Copy each line in the data that includes the word "аппаратам".

+++

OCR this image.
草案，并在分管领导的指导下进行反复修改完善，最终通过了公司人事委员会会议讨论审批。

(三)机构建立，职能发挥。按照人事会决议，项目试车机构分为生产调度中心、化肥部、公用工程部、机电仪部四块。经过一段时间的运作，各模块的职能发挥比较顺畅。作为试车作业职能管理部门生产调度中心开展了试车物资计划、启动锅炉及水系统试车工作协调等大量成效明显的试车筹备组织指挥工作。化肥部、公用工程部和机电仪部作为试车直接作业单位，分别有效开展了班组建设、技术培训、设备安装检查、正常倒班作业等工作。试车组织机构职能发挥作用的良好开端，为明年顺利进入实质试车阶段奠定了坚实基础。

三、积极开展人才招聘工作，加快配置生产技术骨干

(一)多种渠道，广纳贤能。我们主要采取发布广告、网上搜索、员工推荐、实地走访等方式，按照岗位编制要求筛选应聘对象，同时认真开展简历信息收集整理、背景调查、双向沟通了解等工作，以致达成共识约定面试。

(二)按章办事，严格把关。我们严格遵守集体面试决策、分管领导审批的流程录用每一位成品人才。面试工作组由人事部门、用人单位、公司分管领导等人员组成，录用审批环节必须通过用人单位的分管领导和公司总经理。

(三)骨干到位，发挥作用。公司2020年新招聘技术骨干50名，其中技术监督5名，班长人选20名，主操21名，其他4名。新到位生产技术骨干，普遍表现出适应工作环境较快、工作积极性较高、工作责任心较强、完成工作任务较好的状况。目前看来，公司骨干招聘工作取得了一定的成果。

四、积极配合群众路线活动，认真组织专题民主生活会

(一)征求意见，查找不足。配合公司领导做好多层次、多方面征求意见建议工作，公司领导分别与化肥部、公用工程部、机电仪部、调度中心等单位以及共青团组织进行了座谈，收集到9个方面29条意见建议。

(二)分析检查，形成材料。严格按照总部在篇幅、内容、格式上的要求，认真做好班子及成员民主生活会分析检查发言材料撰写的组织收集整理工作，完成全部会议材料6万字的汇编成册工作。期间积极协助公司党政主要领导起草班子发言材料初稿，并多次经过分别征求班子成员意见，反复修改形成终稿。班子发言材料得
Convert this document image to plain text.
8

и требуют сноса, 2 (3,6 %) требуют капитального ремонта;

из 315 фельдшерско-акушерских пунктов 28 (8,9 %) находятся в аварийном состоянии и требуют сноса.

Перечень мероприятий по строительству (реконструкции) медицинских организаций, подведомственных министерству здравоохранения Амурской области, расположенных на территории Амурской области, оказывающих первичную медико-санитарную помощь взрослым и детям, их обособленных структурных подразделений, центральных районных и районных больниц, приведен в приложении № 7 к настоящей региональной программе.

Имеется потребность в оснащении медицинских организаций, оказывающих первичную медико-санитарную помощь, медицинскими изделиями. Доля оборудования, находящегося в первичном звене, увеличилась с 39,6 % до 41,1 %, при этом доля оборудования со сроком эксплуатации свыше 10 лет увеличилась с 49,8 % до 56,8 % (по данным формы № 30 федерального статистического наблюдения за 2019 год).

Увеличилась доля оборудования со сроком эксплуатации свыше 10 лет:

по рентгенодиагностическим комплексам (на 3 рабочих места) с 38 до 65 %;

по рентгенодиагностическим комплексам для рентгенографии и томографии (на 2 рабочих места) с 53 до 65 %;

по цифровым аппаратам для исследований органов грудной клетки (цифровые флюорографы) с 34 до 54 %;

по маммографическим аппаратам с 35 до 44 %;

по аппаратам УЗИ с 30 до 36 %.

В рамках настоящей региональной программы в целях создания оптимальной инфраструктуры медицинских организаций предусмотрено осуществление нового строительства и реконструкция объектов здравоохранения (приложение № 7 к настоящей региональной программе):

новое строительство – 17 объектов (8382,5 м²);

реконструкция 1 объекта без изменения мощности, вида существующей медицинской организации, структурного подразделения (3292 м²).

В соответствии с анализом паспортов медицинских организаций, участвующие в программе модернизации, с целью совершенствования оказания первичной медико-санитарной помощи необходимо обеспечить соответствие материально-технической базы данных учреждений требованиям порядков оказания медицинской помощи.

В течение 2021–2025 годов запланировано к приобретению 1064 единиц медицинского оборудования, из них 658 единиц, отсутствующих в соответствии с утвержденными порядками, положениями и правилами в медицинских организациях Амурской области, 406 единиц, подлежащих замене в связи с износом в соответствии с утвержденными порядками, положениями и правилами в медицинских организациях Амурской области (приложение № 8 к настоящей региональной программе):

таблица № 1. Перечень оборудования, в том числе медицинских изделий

+++

▶ **EXERCISE RESULT**:
по цифровым аппаратам для исследований органов грудной клетки (цифровые флюорографы) с 34 до 54 %;
по маммографическим аппаратам с 35 до 44 %;
по аппаратам УЗИ с 30 до 36 %.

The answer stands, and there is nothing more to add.